+++ Data for this exercise +++

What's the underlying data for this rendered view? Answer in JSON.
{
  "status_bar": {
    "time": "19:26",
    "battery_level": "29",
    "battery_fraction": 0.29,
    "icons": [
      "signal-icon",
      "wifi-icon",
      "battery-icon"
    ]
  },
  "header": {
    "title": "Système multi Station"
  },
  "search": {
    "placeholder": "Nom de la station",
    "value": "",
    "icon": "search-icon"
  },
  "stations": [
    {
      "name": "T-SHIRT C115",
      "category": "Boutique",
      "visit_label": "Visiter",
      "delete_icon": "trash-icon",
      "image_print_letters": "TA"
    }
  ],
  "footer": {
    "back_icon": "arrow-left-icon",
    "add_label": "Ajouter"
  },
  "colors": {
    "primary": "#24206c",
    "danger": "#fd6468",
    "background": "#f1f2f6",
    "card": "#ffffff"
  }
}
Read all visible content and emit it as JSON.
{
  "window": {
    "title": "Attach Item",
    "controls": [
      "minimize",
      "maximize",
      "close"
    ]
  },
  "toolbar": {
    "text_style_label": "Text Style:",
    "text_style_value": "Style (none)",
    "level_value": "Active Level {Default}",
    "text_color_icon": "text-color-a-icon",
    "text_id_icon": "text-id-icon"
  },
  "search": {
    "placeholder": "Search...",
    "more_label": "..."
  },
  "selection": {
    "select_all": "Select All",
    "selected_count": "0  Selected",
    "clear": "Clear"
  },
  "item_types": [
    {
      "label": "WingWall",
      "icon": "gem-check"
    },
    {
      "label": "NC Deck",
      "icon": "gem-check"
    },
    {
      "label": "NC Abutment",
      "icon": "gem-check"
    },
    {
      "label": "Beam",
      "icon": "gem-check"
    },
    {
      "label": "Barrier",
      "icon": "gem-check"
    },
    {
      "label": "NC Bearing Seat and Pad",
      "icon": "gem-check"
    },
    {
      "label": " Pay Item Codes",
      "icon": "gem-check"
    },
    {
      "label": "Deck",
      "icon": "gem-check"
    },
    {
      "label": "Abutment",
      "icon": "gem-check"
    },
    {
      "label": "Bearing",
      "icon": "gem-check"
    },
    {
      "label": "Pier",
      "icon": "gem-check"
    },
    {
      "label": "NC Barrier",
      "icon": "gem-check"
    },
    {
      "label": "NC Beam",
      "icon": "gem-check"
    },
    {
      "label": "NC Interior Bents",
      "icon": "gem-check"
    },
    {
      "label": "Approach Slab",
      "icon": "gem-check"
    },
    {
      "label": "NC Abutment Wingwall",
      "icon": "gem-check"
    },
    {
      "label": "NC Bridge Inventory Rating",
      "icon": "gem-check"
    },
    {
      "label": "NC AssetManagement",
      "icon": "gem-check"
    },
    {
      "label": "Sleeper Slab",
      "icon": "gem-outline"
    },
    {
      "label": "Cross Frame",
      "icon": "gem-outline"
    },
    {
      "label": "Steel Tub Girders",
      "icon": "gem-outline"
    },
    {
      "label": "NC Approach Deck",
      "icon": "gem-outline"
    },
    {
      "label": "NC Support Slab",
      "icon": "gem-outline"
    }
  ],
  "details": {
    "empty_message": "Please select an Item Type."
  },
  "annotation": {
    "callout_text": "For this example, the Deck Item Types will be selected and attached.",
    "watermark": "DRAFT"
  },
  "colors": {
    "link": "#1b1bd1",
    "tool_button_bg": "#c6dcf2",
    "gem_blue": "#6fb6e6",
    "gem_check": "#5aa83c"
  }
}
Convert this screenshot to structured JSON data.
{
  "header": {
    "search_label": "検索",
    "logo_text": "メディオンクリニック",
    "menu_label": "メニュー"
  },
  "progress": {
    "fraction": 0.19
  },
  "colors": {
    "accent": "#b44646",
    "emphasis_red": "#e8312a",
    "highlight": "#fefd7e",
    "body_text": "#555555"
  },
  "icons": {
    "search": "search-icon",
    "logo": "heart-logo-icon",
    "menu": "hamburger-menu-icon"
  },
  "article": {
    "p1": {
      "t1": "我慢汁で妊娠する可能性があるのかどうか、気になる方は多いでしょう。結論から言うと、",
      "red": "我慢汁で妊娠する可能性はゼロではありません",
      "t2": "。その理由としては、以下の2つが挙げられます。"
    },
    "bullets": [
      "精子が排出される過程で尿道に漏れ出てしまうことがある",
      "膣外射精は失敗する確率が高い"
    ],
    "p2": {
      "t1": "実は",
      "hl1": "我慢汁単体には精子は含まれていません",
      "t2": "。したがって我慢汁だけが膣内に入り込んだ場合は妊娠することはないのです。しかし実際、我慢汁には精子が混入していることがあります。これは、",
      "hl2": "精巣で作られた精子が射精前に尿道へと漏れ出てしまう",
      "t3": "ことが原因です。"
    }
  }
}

+++

▸ **Work to do**
Among the lines of the material, find those that hold the word "Bearing" and copy them.

▸ **Answer to this exercise**
      "label": "NC Bearing Seat and Pad",
      "label": "Bearing",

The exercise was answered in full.